**Dataset excerpts:**
--*--

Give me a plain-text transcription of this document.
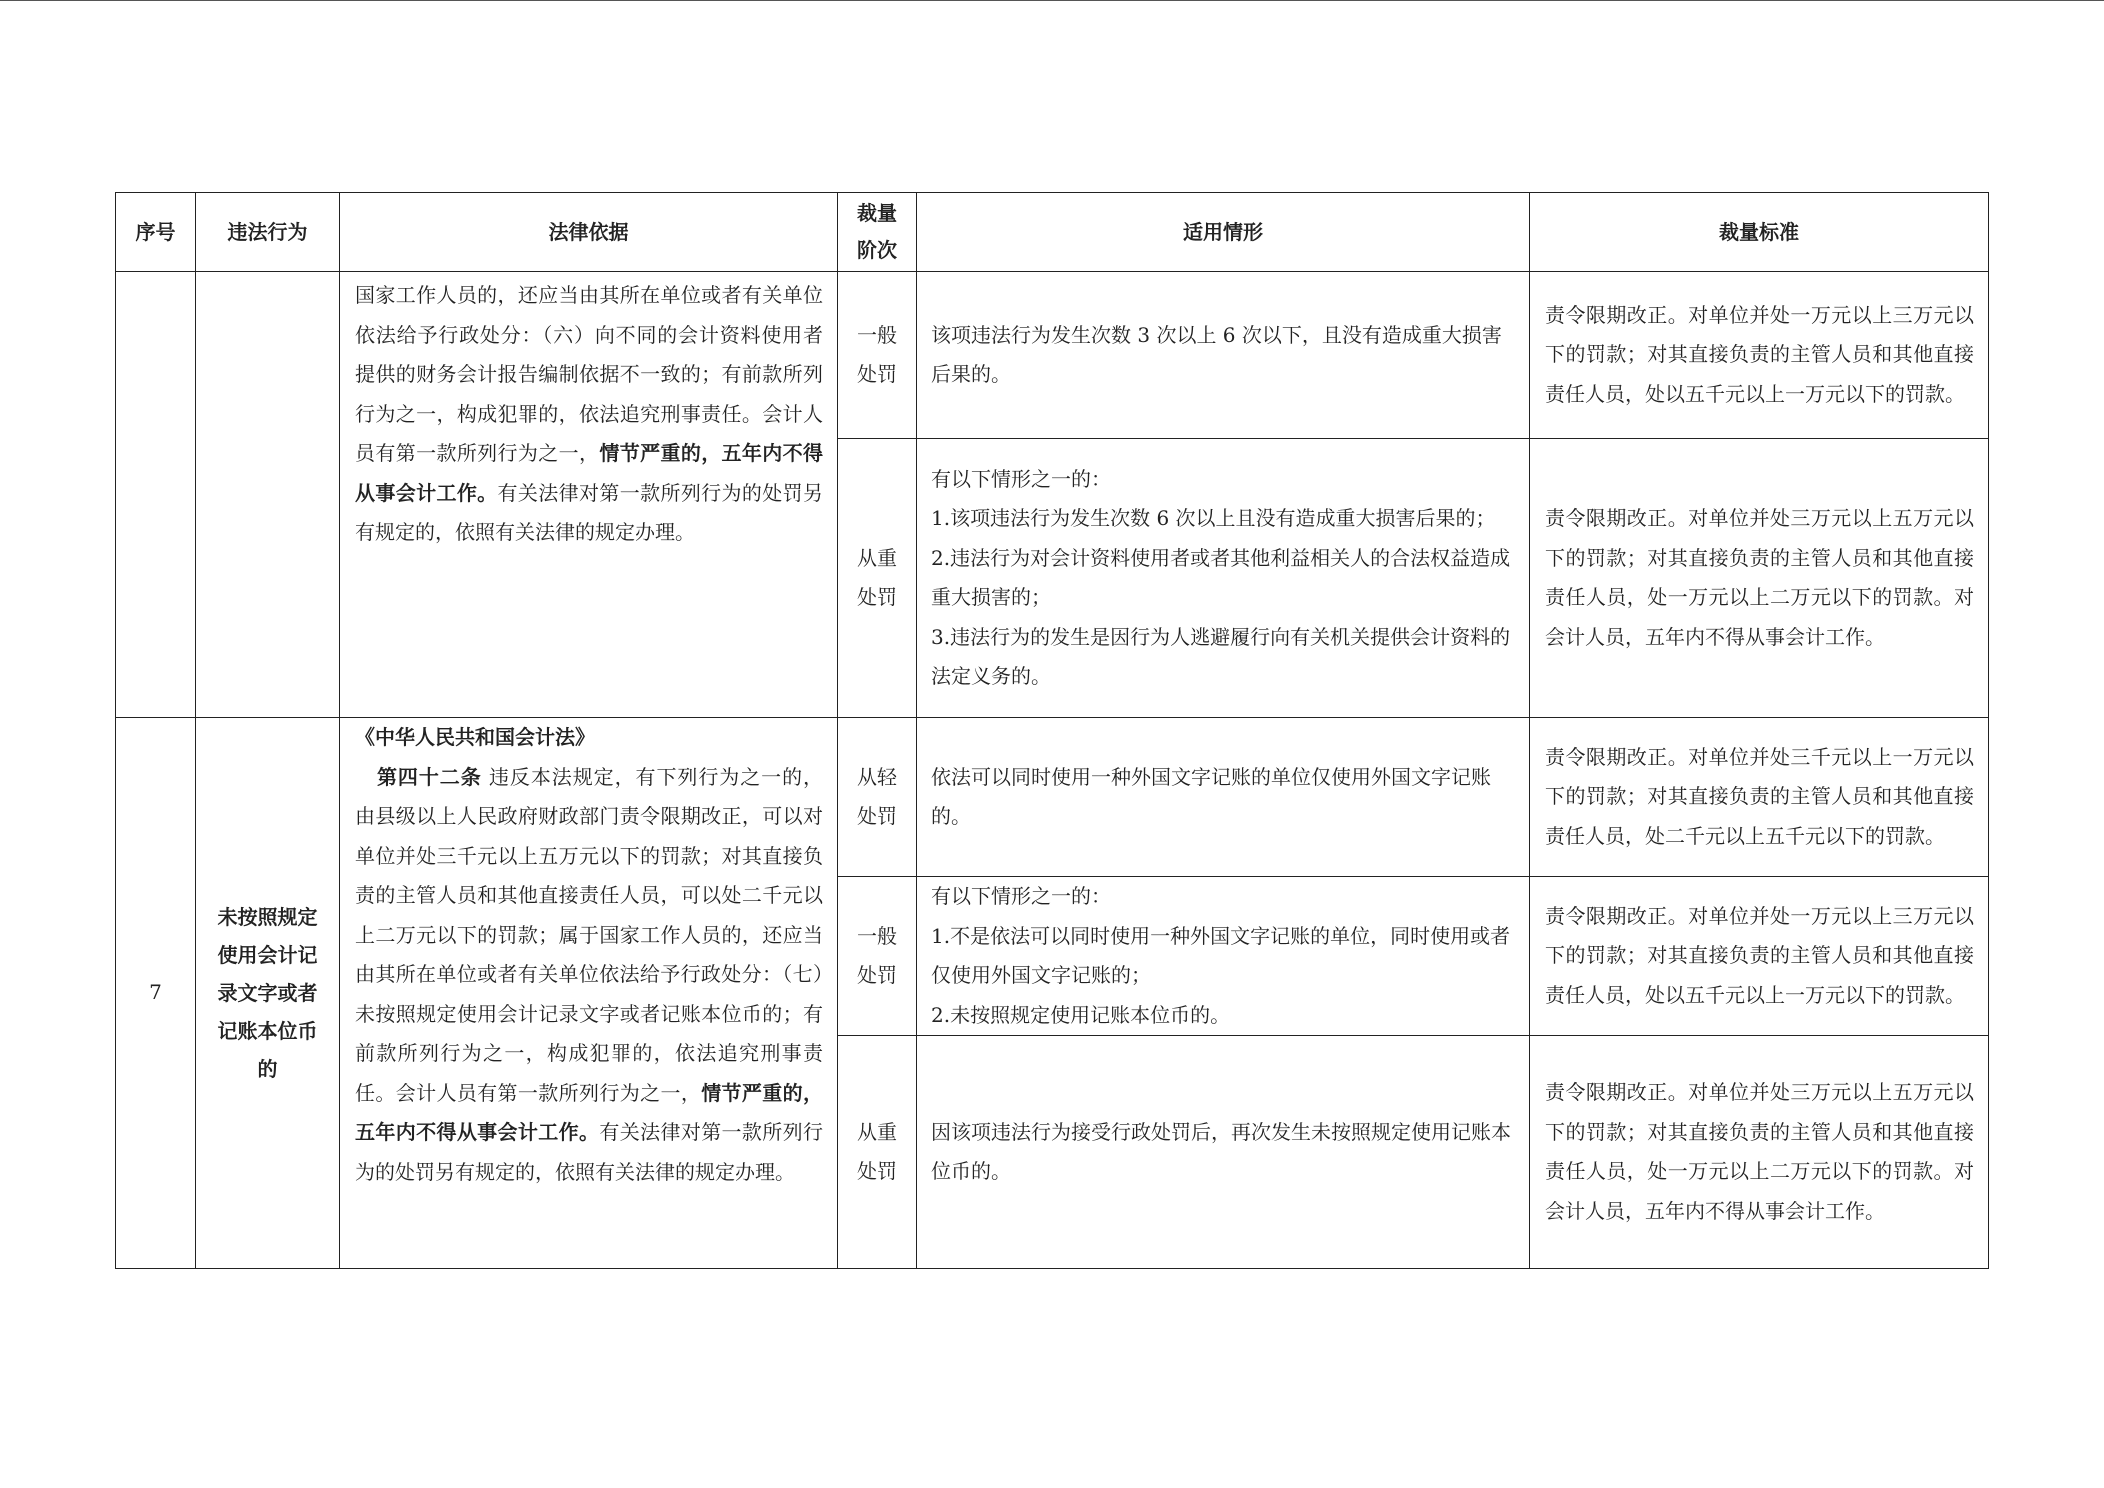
序号	违法行为	法律依据	裁量阶次	适用情形	裁量标准
		国家工作人员的，还应当由其所在单位或者有关单位依法给予行政处分：（六）向不同的会计资料使用者提供的财务会计报告编制依据不一致的；有前款所列行为之一，构成犯罪的，依法追究刑事责任。会计人员有第一款所列行为之一，情节严重的，五年内不得从事会计工作。有关法律对第一款所列行为的处罚另有规定的，依照有关法律的规定办理。	一般处罚	该项违法行为发生次数 3 次以上 6 次以下，且没有造成重大损害后果的。	责令限期改正。对单位并处一万元以上三万元以下的罚款；对其直接负责的主管人员和其他直接责任人员，处以五千元以上一万元以下的罚款。
			从重处罚	有以下情形之一的：
1.该项违法行为发生次数 6 次以上且没有造成重大损害后果的；
2.违法行为对会计资料使用者或者其他利益相关人的合法权益造成重大损害的；
3.违法行为的发生是因行为人逃避履行向有关机关提供会计资料的法定义务的。	责令限期改正。对单位并处三万元以上五万元以下的罚款；对其直接负责的主管人员和其他直接责任人员，处一万元以上二万元以下的罚款。对会计人员，五年内不得从事会计工作。
7	未按照规定使用会计记录文字或者记账本位币的	《中华人民共和国会计法》
第四十二条 违反本法规定，有下列行为之一的，由县级以上人民政府财政部门责令限期改正，可以对单位并处三千元以上五万元以下的罚款；对其直接负责的主管人员和其他直接责任人员，可以处二千元以上二万元以下的罚款；属于国家工作人员的，还应当由其所在单位或者有关单位依法给予行政处分：（七）未按照规定使用会计记录文字或者记账本位币的；有前款所列行为之一，构成犯罪的，依法追究刑事责任。会计人员有第一款所列行为之一，情节严重的，五年内不得从事会计工作。有关法律对第一款所列行为的处罚另有规定的，依照有关法律的规定办理。	从轻处罚	依法可以同时使用一种外国文字记账的单位仅使用外国文字记账的。	责令限期改正。对单位并处三千元以上一万元以下的罚款；对其直接负责的主管人员和其他直接责任人员，处二千元以上五千元以下的罚款。
			一般处罚	有以下情形之一的：
1.不是依法可以同时使用一种外国文字记账的单位，同时使用或者仅使用外国文字记账的；
2.未按照规定使用记账本位币的。	责令限期改正。对单位并处一万元以上三万元以下的罚款；对其直接负责的主管人员和其他直接责任人员，处以五千元以上一万元以下的罚款。
			从重处罚	因该项违法行为接受行政处罚后，再次发生未按照规定使用记账本位币的。	责令限期改正。对单位并处三万元以上五万元以下的罚款；对其直接负责的主管人员和其他直接责任人员，处一万元以上二万元以下的罚款。对会计人员，五年内不得从事会计工作。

--*--

**The problem:** Nothing but a number is needed here: how many lines hold the string "一般处罚"?

**Task result:** 2